Records excerpted from a collection
━━━━━━━━━━━━━━━━━━━━━━━━━━━━━━

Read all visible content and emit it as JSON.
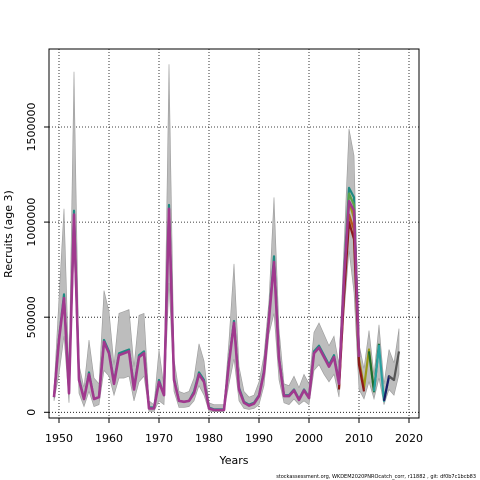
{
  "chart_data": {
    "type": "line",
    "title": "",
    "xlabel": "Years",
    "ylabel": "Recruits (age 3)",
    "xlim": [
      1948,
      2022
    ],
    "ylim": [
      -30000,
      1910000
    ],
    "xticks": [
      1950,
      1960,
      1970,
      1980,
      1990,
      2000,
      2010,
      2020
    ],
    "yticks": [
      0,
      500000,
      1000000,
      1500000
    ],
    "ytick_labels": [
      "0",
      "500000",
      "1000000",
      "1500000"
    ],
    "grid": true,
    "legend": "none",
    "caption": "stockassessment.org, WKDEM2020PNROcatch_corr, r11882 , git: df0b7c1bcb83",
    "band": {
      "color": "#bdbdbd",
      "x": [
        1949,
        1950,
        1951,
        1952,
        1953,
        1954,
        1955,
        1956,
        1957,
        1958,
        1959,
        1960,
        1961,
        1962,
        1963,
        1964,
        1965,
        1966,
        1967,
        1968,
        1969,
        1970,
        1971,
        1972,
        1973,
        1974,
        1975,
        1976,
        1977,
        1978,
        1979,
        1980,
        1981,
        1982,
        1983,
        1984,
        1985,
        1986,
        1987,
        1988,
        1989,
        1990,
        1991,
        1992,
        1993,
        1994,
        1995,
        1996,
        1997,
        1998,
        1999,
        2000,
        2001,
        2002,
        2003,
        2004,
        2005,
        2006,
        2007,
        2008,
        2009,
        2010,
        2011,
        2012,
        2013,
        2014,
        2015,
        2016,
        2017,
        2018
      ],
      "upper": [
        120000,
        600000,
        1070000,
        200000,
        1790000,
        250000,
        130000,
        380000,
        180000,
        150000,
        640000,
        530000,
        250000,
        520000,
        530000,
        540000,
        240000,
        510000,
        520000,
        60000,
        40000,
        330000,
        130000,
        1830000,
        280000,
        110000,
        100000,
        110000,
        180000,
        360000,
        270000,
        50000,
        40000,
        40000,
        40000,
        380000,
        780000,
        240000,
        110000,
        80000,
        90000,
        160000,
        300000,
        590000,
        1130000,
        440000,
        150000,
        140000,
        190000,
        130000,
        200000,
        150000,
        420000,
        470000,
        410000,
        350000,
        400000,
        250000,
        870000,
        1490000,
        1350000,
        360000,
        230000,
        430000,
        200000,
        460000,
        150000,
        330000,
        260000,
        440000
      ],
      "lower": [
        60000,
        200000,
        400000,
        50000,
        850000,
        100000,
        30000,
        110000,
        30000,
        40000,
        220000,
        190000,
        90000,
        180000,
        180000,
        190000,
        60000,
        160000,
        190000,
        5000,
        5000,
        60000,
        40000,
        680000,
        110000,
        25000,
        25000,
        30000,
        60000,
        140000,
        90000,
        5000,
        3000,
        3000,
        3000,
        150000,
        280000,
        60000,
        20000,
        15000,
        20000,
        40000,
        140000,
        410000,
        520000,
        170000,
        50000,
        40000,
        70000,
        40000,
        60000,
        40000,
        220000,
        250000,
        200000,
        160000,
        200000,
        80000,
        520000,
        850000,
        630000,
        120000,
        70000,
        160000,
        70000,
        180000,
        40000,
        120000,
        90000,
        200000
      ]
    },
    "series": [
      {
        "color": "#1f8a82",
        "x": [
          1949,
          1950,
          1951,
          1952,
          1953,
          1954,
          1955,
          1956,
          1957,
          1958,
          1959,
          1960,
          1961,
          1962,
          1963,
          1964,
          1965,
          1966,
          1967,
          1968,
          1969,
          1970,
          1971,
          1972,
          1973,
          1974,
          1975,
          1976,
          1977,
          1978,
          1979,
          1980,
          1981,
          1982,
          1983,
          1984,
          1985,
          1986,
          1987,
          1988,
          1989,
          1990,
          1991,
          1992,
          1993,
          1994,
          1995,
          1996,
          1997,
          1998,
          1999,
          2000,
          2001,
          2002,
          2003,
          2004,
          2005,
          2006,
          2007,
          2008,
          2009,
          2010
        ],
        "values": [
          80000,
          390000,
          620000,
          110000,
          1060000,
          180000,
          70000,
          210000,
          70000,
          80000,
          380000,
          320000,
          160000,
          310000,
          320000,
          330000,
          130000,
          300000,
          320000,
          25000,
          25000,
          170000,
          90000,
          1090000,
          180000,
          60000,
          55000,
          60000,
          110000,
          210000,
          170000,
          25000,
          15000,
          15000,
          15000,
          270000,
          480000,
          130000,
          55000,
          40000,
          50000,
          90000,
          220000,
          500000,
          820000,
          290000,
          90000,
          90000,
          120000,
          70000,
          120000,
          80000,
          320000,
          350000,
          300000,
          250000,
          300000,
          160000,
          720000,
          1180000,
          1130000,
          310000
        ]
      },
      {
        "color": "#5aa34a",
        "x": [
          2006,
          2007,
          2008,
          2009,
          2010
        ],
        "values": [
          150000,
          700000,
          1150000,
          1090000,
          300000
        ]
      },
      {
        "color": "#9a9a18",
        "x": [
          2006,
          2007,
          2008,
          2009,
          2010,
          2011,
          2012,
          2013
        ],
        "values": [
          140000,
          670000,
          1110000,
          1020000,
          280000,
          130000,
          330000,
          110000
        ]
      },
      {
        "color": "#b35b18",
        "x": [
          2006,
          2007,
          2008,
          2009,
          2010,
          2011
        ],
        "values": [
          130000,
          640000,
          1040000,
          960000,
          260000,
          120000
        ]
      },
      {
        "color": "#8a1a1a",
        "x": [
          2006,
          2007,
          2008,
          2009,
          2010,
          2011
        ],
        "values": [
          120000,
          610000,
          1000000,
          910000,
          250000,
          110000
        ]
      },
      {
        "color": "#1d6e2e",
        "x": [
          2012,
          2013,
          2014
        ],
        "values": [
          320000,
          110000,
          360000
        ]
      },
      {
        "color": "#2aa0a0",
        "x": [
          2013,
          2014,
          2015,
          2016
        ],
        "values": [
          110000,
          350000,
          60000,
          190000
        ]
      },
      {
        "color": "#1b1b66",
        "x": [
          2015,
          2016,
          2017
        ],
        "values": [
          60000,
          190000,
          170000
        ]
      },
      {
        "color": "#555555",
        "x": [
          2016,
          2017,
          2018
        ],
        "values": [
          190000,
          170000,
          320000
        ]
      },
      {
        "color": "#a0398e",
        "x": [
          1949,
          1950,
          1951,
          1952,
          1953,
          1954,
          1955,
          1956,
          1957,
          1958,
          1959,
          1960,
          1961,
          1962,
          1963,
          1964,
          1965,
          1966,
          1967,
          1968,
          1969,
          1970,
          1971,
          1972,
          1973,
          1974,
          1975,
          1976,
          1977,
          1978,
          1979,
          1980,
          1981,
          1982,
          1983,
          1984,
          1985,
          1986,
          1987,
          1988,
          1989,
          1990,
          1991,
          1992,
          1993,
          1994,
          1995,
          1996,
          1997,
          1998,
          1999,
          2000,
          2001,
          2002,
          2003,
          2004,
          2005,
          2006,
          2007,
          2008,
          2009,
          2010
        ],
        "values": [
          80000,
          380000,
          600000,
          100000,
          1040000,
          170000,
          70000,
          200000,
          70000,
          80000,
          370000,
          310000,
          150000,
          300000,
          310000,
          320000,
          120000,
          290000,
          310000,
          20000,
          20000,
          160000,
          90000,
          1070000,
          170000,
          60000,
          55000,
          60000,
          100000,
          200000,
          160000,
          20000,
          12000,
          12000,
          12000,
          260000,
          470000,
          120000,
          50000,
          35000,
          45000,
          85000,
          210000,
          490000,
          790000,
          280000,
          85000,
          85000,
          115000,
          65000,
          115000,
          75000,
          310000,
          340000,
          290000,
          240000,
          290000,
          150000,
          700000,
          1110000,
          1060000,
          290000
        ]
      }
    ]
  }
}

━━━━━━━━━━━━━━━━━━━━━━━━━━━━━━

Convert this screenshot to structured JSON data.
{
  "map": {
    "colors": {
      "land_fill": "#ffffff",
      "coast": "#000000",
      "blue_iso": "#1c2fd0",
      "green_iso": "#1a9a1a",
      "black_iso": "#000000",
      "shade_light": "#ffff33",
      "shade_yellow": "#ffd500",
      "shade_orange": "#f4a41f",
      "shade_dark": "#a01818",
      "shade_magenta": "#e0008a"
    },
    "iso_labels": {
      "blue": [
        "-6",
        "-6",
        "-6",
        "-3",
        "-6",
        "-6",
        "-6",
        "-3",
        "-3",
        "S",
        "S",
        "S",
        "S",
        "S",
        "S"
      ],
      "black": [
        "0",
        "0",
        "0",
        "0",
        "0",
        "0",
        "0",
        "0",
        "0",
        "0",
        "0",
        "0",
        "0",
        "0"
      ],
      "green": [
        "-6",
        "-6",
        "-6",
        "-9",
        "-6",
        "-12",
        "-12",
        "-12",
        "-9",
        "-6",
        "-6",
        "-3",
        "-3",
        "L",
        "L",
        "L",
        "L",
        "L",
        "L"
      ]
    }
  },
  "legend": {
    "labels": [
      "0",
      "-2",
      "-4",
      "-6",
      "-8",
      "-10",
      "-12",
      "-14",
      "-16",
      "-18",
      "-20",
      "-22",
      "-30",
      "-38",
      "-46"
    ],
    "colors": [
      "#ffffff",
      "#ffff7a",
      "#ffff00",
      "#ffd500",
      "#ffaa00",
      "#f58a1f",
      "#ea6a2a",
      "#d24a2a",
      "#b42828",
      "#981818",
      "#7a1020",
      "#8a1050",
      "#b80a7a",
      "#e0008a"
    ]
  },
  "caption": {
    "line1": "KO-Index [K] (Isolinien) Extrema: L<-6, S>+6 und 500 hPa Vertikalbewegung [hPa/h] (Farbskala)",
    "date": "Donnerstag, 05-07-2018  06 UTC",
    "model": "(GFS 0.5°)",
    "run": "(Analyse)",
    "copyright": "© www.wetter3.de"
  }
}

━━━━━━━━━━━━━━━━━━━━━━━━━━━━━━

What you should do: Using the records above, find and show each line with the string "JSON".

Reply to the exercise:
Read all visible content and emit it as JSON.
Convert this screenshot to structured JSON data.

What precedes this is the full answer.